AIM OF THE TASK:
Copy out each line in the material below that has the word "Incident".

________________

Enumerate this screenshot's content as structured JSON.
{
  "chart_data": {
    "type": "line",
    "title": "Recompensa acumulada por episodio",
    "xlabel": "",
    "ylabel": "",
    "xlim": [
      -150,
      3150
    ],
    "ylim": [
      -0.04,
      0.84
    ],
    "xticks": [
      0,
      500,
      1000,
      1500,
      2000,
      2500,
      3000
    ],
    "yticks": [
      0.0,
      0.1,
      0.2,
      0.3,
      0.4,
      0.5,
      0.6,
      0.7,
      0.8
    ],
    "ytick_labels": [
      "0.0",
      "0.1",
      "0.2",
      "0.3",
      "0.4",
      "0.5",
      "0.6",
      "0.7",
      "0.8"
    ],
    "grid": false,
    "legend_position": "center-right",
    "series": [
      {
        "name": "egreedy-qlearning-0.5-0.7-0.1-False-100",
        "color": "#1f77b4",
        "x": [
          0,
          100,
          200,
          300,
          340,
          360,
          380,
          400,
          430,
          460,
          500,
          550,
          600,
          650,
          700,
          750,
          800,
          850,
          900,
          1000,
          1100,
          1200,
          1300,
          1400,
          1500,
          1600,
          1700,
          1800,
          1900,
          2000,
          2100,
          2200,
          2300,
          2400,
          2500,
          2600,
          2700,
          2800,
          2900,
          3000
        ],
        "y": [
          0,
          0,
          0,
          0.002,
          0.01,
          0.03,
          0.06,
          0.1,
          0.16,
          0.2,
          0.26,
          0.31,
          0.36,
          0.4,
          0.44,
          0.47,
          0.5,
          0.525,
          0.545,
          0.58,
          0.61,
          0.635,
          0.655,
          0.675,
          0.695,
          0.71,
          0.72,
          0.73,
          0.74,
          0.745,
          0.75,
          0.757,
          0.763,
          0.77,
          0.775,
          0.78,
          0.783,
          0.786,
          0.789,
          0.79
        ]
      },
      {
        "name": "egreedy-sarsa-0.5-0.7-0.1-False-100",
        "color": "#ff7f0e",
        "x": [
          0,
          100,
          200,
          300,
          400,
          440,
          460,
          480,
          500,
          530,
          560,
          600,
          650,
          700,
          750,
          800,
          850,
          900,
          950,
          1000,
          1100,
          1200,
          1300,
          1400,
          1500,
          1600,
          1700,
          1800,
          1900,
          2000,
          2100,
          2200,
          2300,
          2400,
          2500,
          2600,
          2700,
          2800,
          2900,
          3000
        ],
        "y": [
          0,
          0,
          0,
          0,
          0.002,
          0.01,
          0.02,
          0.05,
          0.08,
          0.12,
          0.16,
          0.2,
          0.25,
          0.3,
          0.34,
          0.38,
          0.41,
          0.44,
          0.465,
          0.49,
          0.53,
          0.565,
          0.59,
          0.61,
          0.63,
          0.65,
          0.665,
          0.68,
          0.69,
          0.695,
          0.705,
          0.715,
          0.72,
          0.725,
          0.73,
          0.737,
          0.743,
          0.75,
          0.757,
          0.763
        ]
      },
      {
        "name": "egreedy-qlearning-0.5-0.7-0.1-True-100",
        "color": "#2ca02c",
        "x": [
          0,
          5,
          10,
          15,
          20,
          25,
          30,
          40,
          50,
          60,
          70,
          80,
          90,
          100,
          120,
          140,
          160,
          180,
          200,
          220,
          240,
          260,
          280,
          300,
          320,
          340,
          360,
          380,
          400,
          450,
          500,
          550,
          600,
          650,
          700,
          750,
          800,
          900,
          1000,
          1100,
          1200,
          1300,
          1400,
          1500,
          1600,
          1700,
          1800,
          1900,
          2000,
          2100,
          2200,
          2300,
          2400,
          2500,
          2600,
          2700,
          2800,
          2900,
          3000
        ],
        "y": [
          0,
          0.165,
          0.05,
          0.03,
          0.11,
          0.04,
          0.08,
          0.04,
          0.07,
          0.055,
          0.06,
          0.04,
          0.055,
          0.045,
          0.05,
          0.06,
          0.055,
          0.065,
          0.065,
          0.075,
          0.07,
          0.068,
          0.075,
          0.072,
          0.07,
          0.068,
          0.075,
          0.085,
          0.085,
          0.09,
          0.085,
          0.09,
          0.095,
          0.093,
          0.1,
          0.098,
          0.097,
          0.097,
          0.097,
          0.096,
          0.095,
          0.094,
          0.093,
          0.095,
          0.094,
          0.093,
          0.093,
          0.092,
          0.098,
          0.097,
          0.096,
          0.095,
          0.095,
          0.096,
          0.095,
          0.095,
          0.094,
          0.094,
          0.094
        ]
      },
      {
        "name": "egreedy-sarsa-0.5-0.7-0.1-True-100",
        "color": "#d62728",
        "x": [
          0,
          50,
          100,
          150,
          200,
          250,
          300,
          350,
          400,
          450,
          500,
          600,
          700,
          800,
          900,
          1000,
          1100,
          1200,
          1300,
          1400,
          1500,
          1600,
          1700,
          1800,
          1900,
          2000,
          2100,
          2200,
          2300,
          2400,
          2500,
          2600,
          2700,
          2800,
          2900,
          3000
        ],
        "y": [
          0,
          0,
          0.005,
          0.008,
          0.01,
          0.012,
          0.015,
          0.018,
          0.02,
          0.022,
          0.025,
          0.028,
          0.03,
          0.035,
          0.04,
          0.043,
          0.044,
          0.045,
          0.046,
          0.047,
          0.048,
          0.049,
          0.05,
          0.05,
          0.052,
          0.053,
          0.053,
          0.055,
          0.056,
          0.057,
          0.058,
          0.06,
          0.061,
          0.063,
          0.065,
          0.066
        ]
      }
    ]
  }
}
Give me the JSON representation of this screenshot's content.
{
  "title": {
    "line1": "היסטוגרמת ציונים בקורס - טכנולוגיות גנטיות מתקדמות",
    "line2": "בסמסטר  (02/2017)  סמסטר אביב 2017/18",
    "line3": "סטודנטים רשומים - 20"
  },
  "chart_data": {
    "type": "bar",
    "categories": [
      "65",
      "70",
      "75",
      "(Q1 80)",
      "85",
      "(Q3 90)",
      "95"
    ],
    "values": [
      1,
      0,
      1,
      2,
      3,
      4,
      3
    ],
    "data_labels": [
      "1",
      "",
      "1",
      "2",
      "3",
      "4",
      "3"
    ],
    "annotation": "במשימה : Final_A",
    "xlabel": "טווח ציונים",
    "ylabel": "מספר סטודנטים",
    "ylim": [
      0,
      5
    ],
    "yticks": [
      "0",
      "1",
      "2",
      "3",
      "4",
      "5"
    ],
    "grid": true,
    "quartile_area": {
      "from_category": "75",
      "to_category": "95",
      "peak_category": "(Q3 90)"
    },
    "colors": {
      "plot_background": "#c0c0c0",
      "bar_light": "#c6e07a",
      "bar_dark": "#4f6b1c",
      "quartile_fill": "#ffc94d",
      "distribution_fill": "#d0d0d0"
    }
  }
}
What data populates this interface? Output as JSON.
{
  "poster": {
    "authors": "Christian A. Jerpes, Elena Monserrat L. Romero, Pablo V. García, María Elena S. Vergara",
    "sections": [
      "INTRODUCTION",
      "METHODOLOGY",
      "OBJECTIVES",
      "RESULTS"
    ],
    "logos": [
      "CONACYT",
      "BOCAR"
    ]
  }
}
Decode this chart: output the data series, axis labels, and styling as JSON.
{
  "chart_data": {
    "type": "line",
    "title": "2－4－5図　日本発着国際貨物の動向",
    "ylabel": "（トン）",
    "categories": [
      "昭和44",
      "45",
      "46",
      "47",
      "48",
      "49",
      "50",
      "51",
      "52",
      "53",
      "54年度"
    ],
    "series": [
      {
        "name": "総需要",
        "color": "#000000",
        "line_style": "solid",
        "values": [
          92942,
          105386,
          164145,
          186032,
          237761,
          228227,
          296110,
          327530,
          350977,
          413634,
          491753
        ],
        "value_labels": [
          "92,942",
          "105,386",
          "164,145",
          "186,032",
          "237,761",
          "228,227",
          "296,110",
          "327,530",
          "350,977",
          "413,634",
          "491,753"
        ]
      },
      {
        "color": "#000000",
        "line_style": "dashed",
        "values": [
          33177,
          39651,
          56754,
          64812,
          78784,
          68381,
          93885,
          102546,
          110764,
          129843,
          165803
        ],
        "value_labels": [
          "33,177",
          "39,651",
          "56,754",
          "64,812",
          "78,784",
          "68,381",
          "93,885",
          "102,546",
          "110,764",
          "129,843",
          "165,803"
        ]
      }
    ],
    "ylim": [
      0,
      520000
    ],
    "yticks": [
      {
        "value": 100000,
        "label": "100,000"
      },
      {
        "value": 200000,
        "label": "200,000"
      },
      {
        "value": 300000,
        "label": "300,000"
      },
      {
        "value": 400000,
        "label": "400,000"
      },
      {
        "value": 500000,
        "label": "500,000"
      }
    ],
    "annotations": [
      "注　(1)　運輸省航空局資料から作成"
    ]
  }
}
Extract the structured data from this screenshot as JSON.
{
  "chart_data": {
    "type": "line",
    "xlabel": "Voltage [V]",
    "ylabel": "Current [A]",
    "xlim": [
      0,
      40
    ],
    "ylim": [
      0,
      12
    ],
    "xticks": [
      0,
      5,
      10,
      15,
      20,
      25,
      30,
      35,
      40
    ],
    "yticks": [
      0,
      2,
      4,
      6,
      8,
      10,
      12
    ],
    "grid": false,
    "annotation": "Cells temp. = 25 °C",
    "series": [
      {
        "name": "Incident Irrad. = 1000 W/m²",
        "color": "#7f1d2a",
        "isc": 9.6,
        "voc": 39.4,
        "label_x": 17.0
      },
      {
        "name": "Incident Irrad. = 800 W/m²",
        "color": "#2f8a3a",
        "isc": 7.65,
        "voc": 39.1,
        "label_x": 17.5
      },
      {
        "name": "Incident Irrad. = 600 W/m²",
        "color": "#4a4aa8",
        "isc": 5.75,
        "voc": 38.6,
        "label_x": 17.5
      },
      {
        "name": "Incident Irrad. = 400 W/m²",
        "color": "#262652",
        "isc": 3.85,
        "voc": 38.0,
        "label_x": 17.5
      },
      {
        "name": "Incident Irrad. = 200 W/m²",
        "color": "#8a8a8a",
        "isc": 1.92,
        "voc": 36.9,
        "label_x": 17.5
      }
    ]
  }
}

________________

SOLUTION TO THE EXERCISE:
        "name": "Incident Irrad. = 1000 W/m²",
        "name": "Incident Irrad. = 800 W/m²",
        "name": "Incident Irrad. = 600 W/m²",
        "name": "Incident Irrad. = 400 W/m²",
        "name": "Incident Irrad. = 200 W/m²",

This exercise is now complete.